- What this task involves
Copy out each line of the listing that has the word "learn" in it.

start Supplied data

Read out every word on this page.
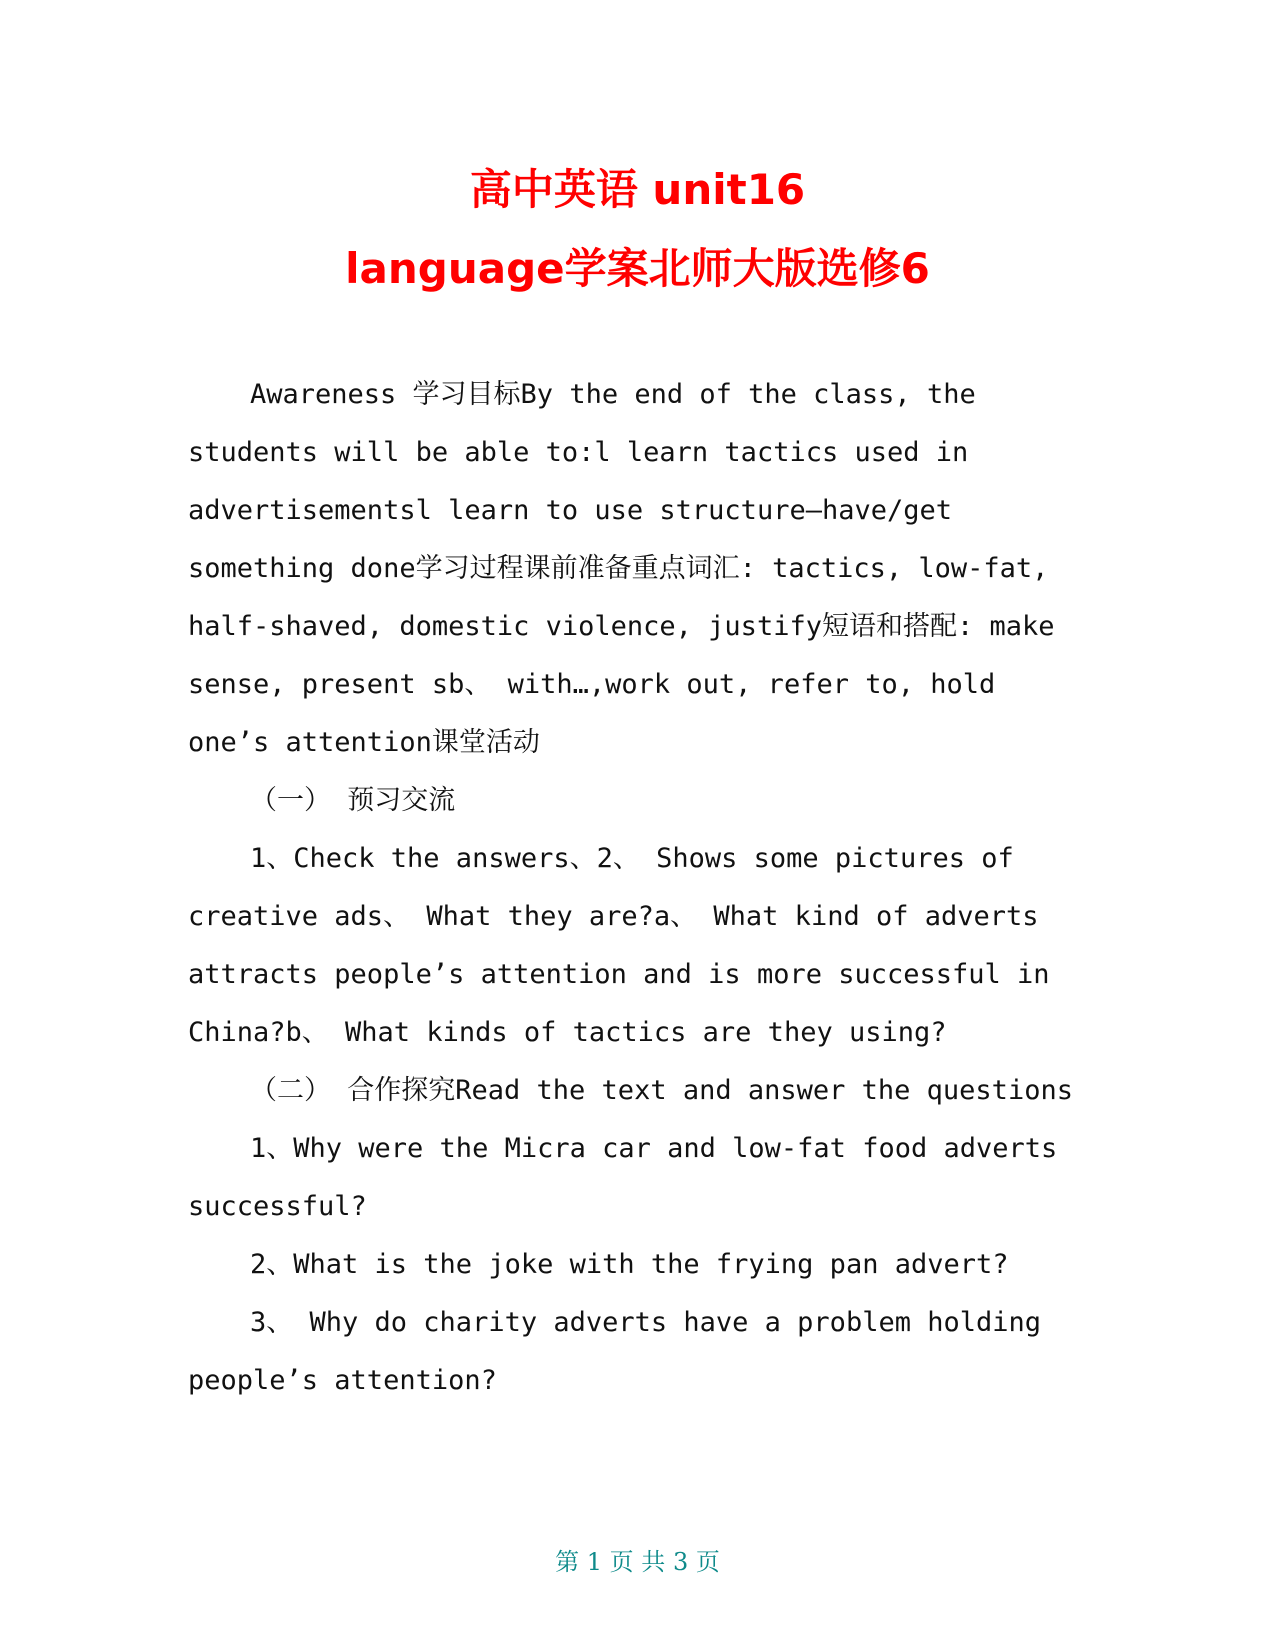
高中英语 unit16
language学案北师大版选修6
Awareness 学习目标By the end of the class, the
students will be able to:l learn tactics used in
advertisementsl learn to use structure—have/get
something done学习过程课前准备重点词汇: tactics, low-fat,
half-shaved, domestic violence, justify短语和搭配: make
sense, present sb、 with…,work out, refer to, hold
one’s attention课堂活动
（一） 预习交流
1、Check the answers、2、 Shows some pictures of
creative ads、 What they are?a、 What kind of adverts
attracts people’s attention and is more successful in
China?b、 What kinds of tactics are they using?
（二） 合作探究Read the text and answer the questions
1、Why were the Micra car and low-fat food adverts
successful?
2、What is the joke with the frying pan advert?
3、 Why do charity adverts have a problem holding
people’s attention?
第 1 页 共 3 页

end Supplied data
start Supplied data

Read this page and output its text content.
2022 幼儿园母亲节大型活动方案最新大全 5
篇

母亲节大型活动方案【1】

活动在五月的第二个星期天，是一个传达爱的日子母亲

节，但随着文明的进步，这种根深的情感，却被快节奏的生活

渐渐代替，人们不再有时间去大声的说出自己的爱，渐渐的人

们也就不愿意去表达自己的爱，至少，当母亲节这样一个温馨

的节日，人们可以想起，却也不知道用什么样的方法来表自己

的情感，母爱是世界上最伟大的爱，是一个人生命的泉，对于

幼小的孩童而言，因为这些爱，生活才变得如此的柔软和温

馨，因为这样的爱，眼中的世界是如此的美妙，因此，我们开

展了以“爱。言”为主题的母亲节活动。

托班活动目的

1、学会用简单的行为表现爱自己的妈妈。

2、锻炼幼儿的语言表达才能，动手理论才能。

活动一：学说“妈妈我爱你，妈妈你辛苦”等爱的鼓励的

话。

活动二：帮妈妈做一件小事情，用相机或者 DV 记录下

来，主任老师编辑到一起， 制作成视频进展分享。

end Supplied data
start Supplied data

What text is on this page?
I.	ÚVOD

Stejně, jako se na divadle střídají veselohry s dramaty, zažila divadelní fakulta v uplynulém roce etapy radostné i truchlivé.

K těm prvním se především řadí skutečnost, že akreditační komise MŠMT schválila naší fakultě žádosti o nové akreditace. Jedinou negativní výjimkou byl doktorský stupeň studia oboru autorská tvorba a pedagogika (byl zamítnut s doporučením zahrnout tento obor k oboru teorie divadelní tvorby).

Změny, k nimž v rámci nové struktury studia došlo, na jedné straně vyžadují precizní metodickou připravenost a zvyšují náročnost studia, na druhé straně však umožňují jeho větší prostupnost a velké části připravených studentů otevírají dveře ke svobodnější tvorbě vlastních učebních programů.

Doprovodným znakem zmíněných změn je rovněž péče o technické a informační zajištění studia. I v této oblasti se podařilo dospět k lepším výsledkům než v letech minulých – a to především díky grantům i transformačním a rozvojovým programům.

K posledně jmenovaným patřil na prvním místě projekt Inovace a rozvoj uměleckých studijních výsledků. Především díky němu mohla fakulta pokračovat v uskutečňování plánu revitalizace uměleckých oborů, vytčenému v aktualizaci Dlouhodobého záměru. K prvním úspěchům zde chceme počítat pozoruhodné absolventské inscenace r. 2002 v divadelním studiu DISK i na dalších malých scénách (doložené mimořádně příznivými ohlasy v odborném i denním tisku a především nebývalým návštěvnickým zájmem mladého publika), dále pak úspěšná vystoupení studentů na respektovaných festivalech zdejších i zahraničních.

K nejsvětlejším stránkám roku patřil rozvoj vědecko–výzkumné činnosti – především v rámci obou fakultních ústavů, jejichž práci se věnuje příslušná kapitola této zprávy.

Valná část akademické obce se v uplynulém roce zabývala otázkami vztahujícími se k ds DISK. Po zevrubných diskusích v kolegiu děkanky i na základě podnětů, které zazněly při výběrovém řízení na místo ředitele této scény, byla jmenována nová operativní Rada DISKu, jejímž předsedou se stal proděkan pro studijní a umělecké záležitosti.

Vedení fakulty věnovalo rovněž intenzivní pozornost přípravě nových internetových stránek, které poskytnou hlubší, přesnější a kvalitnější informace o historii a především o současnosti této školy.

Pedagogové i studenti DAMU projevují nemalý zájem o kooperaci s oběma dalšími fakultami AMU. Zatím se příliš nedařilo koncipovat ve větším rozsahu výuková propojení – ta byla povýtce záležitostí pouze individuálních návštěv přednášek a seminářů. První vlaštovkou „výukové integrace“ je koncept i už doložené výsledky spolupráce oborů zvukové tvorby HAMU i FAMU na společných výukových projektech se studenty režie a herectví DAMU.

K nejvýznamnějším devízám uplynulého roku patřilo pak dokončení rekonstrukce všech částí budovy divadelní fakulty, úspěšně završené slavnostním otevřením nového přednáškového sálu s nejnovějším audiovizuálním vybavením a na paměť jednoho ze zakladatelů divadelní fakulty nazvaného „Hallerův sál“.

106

end Supplied data

- Answer to the exercise
students will be able to:l learn tactics used in
advertisementsl learn to use structure—have/get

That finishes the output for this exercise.